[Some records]
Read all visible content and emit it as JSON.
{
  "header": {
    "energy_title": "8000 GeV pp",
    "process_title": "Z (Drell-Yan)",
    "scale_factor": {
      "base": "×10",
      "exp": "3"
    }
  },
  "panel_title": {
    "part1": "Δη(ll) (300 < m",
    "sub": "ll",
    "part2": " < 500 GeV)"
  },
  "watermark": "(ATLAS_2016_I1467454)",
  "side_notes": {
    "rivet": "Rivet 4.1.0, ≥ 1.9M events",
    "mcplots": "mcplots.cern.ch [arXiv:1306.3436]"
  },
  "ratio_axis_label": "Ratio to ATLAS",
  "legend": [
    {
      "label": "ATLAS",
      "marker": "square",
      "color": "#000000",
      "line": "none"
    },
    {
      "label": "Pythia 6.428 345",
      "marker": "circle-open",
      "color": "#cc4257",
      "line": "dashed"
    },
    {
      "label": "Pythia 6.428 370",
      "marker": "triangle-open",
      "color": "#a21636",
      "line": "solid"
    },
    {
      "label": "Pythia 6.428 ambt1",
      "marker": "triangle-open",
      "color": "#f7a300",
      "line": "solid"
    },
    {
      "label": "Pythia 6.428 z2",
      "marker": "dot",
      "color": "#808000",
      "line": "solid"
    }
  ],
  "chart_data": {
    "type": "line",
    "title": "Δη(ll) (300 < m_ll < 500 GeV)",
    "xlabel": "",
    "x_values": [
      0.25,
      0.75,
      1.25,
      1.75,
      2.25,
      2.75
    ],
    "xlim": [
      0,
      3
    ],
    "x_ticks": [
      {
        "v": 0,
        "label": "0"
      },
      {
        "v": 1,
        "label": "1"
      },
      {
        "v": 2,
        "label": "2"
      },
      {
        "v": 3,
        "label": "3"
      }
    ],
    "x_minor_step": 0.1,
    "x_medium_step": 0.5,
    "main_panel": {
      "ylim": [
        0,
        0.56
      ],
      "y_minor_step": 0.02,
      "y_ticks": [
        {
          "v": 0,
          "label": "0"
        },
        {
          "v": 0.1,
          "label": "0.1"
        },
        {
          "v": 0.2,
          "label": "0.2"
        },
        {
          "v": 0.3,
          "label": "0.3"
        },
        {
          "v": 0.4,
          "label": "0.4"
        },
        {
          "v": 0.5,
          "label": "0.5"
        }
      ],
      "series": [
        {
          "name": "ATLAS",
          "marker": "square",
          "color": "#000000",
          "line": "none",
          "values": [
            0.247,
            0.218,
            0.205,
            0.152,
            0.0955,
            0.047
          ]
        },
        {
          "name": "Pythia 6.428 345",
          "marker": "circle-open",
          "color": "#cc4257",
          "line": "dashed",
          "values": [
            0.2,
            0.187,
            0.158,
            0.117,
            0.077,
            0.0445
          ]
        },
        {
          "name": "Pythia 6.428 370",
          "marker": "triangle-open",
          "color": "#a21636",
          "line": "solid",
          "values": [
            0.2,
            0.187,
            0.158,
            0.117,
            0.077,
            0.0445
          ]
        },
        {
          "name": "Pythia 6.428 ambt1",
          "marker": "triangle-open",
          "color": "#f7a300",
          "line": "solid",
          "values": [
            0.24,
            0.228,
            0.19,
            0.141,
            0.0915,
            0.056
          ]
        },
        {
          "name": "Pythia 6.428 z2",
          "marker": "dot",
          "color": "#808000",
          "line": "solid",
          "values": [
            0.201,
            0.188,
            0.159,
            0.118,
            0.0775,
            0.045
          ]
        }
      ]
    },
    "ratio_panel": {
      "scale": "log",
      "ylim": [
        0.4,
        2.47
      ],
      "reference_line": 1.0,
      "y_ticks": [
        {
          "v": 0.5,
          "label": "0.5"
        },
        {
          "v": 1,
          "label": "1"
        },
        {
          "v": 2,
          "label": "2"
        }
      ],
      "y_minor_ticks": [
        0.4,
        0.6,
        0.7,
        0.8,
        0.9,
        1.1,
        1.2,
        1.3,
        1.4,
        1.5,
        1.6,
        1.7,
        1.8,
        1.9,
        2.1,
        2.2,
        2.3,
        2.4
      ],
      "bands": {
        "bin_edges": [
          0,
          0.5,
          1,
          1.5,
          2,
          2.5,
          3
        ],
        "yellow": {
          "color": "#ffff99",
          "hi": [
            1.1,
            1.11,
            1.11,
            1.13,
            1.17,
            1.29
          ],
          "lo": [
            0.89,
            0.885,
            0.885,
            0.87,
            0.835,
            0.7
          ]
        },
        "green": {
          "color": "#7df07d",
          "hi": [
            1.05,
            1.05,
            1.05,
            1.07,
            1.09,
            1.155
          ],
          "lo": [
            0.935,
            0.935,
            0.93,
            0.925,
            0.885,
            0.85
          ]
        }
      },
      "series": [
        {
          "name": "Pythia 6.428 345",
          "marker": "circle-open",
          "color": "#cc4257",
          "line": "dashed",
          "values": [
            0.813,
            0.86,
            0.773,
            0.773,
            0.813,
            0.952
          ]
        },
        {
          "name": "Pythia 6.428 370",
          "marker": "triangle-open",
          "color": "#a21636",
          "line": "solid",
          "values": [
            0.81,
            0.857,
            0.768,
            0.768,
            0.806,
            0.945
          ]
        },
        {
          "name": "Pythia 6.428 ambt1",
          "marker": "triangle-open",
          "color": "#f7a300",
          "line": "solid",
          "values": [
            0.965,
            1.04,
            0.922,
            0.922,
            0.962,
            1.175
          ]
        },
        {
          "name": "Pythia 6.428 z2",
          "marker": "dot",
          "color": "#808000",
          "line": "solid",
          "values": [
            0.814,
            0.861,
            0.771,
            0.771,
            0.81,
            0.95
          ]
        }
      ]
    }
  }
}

### EXERCISE REQUIREMENTS
The entries above must be returned in full, exactly as shown.

### RESULT FOR THIS EXERCISE
Read all visible content and emit it as JSON.
{
  "header": {
    "energy_title": "8000 GeV pp",
    "process_title": "Z (Drell-Yan)",
    "scale_factor": {
      "base": "×10",
      "exp": "3"
    }
  },
  "panel_title": {
    "part1": "Δη(ll) (300 < m",
    "sub": "ll",
    "part2": " < 500 GeV)"
  },
  "watermark": "(ATLAS_2016_I1467454)",
  "side_notes": {
    "rivet": "Rivet 4.1.0, ≥ 1.9M events",
    "mcplots": "mcplots.cern.ch [arXiv:1306.3436]"
  },
  "ratio_axis_label": "Ratio to ATLAS",
  "legend": [
    {
      "label": "ATLAS",
      "marker": "square",
      "color": "#000000",
      "line": "none"
    },
    {
      "label": "Pythia 6.428 345",
      "marker": "circle-open",
      "color": "#cc4257",
      "line": "dashed"
    },
    {
      "label": "Pythia 6.428 370",
      "marker": "triangle-open",
      "color": "#a21636",
      "line": "solid"
    },
    {
      "label": "Pythia 6.428 ambt1",
      "marker": "triangle-open",
      "color": "#f7a300",
      "line": "solid"
    },
    {
      "label": "Pythia 6.428 z2",
      "marker": "dot",
      "color": "#808000",
      "line": "solid"
    }
  ],
  "chart_data": {
    "type": "line",
    "title": "Δη(ll) (300 < m_ll < 500 GeV)",
    "xlabel": "",
    "x_values": [
      0.25,
      0.75,
      1.25,
      1.75,
      2.25,
      2.75
    ],
    "xlim": [
      0,
      3
    ],
    "x_ticks": [
      {
        "v": 0,
        "label": "0"
      },
      {
        "v": 1,
        "label": "1"
      },
      {
        "v": 2,
        "label": "2"
      },
      {
        "v": 3,
        "label": "3"
      }
    ],
    "x_minor_step": 0.1,
    "x_medium_step": 0.5,
    "main_panel": {
      "ylim": [
        0,
        0.56
      ],
      "y_minor_step": 0.02,
      "y_ticks": [
        {
          "v": 0,
          "label": "0"
        },
        {
          "v": 0.1,
          "label": "0.1"
        },
        {
          "v": 0.2,
          "label": "0.2"
        },
        {
          "v": 0.3,
          "label": "0.3"
        },
        {
          "v": 0.4,
          "label": "0.4"
        },
        {
          "v": 0.5,
          "label": "0.5"
        }
      ],
      "series": [
        {
          "name": "ATLAS",
          "marker": "square",
          "color": "#000000",
          "line": "none",
          "values": [
            0.247,
            0.218,
            0.205,
            0.152,
            0.0955,
            0.047
          ]
        },
        {
          "name": "Pythia 6.428 345",
          "marker": "circle-open",
          "color": "#cc4257",
          "line": "dashed",
          "values": [
            0.2,
            0.187,
            0.158,
            0.117,
            0.077,
            0.0445
          ]
        },
        {
          "name": "Pythia 6.428 370",
          "marker": "triangle-open",
          "color": "#a21636",
          "line": "solid",
          "values": [
            0.2,
            0.187,
            0.158,
            0.117,
            0.077,
            0.0445
          ]
        },
        {
          "name": "Pythia 6.428 ambt1",
          "marker": "triangle-open",
          "color": "#f7a300",
          "line": "solid",
          "values": [
            0.24,
            0.228,
            0.19,
            0.141,
            0.0915,
            0.056
          ]
        },
        {
          "name": "Pythia 6.428 z2",
          "marker": "dot",
          "color": "#808000",
          "line": "solid",
          "values": [
            0.201,
            0.188,
            0.159,
            0.118,
            0.0775,
            0.045
          ]
        }
      ]
    },
    "ratio_panel": {
      "scale": "log",
      "ylim": [
        0.4,
        2.47
      ],
      "reference_line": 1.0,
      "y_ticks": [
        {
          "v": 0.5,
          "label": "0.5"
        },
        {
          "v": 1,
          "label": "1"
        },
        {
          "v": 2,
          "label": "2"
        }
      ],
      "y_minor_ticks": [
        0.4,
        0.6,
        0.7,
        0.8,
        0.9,
        1.1,
        1.2,
        1.3,
        1.4,
        1.5,
        1.6,
        1.7,
        1.8,
        1.9,
        2.1,
        2.2,
        2.3,
        2.4
      ],
      "bands": {
        "bin_edges": [
          0,
          0.5,
          1,
          1.5,
          2,
          2.5,
          3
        ],
        "yellow": {
          "color": "#ffff99",
          "hi": [
            1.1,
            1.11,
            1.11,
            1.13,
            1.17,
            1.29
          ],
          "lo": [
            0.89,
            0.885,
            0.885,
            0.87,
            0.835,
            0.7
          ]
        },
        "green": {
          "color": "#7df07d",
          "hi": [
            1.05,
            1.05,
            1.05,
            1.07,
            1.09,
            1.155
          ],
          "lo": [
            0.935,
            0.935,
            0.93,
            0.925,
            0.885,
            0.85
          ]
        }
      },
      "series": [
        {
          "name": "Pythia 6.428 345",
          "marker": "circle-open",
          "color": "#cc4257",
          "line": "dashed",
          "values": [
            0.813,
            0.86,
            0.773,
            0.773,
            0.813,
            0.952
          ]
        },
        {
          "name": "Pythia 6.428 370",
          "marker": "triangle-open",
          "color": "#a21636",
          "line": "solid",
          "values": [
            0.81,
            0.857,
            0.768,
            0.768,
            0.806,
            0.945
          ]
        },
        {
          "name": "Pythia 6.428 ambt1",
          "marker": "triangle-open",
          "color": "#f7a300",
          "line": "solid",
          "values": [
            0.965,
            1.04,
            0.922,
            0.922,
            0.962,
            1.175
          ]
        },
        {
          "name": "Pythia 6.428 z2",
          "marker": "dot",
          "color": "#808000",
          "line": "solid",
          "values": [
            0.814,
            0.861,
            0.771,
            0.771,
            0.81,
            0.95
          ]
        }
      ]
    }
  }
}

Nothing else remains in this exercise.